Find every line of the listing below where "příslušného" appears, and copy it.

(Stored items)
::::

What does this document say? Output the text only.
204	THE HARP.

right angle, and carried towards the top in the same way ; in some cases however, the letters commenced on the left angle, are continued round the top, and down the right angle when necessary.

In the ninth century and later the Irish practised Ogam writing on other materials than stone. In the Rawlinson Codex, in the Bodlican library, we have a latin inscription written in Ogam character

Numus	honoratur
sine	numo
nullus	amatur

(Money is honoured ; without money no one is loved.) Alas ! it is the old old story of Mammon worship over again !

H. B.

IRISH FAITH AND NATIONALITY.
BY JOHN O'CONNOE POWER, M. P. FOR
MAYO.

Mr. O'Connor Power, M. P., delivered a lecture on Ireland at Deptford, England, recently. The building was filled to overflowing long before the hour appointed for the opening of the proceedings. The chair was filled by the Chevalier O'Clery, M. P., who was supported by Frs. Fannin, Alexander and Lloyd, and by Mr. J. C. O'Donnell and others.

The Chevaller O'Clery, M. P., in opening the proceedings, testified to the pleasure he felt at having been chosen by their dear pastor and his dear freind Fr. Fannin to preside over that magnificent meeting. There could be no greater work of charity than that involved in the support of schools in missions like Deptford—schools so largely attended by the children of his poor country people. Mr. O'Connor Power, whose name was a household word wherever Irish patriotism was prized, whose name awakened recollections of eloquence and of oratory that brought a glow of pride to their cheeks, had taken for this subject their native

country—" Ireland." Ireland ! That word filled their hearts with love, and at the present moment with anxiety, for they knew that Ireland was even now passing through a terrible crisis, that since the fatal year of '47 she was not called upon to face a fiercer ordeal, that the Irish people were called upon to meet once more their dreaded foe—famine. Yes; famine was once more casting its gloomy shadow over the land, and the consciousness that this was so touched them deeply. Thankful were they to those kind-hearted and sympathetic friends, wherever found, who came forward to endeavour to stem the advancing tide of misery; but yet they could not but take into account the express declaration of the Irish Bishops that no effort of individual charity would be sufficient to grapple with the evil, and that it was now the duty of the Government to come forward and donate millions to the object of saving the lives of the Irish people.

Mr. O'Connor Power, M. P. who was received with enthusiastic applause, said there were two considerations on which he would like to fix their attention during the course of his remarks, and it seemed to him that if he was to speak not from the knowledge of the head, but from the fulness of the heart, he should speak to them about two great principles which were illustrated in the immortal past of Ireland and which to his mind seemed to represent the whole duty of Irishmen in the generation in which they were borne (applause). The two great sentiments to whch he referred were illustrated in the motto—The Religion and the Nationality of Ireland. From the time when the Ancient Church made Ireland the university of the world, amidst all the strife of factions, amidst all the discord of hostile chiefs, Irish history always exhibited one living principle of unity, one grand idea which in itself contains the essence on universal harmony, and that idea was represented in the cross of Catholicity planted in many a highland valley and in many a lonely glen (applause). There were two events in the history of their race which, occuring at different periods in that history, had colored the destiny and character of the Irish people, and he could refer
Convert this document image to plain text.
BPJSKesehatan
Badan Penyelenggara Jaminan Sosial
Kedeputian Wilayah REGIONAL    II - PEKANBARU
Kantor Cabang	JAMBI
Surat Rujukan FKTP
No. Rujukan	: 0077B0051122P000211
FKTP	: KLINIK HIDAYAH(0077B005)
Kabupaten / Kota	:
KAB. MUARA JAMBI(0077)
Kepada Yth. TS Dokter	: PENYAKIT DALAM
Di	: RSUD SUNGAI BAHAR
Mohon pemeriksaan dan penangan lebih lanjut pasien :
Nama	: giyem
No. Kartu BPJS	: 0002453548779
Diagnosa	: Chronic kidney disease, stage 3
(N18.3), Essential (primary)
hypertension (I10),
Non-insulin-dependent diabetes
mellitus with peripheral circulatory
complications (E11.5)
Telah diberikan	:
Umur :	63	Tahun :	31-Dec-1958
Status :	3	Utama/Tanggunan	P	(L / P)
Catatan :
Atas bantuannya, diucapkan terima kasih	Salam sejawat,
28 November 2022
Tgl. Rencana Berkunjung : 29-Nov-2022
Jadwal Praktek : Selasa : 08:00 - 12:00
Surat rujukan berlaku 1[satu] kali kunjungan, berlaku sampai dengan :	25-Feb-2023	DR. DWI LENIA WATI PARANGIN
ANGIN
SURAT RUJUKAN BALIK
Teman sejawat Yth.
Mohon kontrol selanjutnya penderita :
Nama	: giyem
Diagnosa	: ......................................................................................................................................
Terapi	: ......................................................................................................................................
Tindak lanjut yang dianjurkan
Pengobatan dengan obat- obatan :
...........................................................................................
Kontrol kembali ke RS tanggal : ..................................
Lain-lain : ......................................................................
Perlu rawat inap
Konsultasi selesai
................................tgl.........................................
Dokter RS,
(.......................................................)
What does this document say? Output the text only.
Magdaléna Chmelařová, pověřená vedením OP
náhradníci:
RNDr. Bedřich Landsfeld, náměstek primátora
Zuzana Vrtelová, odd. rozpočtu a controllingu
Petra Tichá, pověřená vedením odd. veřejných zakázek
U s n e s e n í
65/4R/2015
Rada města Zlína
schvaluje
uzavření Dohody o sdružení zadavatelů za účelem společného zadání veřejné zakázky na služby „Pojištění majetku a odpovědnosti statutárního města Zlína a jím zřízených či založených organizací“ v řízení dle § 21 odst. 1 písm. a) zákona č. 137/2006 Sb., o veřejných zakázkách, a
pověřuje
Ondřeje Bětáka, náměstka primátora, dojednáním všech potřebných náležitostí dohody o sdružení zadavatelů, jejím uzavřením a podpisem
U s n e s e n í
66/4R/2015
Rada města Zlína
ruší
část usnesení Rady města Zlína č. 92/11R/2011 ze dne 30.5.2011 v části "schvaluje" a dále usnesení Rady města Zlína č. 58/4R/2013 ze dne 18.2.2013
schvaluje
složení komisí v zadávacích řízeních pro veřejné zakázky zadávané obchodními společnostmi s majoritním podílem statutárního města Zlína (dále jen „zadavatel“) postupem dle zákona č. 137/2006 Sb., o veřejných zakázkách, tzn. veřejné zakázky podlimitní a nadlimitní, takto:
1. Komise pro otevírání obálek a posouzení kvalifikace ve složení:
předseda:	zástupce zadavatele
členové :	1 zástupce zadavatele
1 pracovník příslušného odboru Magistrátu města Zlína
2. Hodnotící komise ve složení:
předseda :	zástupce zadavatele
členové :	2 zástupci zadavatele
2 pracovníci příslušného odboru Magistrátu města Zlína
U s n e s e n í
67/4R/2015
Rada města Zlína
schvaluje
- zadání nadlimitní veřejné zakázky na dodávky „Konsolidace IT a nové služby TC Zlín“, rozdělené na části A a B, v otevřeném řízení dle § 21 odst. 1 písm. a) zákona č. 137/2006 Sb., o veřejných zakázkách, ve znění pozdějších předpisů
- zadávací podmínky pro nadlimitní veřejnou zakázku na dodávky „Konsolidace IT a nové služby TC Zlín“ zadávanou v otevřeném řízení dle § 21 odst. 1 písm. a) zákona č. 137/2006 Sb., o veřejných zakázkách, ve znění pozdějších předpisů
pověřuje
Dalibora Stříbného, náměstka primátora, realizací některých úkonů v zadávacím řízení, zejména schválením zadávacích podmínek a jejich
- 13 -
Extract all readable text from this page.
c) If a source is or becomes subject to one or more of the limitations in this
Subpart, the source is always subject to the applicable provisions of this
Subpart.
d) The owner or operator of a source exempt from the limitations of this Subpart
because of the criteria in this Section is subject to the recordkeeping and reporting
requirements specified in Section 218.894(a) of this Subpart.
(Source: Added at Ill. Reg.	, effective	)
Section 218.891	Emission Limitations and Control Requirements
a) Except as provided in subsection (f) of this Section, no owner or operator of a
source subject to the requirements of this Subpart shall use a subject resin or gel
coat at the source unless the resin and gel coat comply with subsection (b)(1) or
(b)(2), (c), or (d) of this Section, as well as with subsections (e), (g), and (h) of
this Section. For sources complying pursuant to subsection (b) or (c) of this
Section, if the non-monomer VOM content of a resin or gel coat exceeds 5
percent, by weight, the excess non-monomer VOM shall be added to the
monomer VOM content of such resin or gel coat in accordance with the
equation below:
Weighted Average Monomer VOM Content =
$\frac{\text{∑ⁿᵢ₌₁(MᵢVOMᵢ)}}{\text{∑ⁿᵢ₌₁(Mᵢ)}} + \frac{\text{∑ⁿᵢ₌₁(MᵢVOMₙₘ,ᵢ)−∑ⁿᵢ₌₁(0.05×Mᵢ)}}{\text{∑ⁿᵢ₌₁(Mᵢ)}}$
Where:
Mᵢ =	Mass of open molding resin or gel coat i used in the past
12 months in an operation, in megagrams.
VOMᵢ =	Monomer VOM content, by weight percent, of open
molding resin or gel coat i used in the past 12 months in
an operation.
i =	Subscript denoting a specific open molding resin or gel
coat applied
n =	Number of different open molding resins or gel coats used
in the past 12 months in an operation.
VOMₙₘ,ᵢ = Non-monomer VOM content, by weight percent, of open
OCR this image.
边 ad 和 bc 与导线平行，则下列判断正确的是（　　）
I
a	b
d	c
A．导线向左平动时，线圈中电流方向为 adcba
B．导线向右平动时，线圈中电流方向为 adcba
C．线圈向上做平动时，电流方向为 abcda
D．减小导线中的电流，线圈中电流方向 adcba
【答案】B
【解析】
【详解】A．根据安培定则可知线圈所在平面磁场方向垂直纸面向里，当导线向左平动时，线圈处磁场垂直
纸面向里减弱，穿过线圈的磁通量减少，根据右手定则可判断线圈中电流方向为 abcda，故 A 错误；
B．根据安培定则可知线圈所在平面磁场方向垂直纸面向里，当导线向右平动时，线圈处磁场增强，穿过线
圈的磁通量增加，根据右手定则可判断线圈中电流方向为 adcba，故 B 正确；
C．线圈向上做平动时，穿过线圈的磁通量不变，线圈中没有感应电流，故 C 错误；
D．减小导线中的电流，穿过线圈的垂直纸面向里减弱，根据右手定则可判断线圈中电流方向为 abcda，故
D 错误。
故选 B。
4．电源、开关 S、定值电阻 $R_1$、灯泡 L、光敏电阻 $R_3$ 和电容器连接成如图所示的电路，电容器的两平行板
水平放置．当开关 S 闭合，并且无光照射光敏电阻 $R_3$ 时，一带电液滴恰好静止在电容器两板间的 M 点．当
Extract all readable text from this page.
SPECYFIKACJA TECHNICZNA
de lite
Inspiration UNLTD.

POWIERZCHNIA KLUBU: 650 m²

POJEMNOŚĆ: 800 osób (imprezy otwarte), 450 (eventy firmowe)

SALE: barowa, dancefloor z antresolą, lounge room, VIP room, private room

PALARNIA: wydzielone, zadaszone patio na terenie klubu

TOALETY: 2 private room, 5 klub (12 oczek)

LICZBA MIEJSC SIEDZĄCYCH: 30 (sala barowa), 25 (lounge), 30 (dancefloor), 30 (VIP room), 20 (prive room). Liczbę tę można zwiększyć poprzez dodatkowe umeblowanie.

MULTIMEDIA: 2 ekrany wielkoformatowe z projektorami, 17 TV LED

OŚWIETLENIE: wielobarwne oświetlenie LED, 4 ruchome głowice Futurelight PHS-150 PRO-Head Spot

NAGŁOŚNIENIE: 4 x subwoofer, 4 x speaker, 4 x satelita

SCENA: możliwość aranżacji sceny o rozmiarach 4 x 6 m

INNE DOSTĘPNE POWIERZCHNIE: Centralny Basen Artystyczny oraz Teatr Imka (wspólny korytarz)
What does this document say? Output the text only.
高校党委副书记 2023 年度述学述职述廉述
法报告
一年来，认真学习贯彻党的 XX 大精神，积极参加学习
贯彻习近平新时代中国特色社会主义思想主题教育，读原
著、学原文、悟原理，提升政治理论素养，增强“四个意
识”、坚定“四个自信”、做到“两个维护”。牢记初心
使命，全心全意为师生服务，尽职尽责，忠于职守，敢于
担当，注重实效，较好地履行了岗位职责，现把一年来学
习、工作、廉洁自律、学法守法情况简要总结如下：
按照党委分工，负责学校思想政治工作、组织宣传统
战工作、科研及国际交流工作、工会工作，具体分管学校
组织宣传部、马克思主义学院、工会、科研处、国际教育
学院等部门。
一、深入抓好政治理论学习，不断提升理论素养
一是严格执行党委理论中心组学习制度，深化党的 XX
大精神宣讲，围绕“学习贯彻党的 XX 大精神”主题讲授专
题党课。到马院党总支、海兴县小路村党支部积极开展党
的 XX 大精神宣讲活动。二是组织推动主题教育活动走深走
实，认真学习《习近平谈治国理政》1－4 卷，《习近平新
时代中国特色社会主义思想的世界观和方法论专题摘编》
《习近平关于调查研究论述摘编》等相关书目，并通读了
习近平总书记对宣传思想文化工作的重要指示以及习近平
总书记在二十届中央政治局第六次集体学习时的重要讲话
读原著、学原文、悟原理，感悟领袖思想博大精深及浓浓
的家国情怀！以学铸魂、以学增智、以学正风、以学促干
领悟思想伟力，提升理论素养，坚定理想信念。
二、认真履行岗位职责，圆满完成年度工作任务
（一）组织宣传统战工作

::::

ANSWER TO THIS PROBLEM:
1 pracovník příslušného odboru Magistrátu města Zlína
2 pracovníci příslušného odboru Magistrátu města Zlína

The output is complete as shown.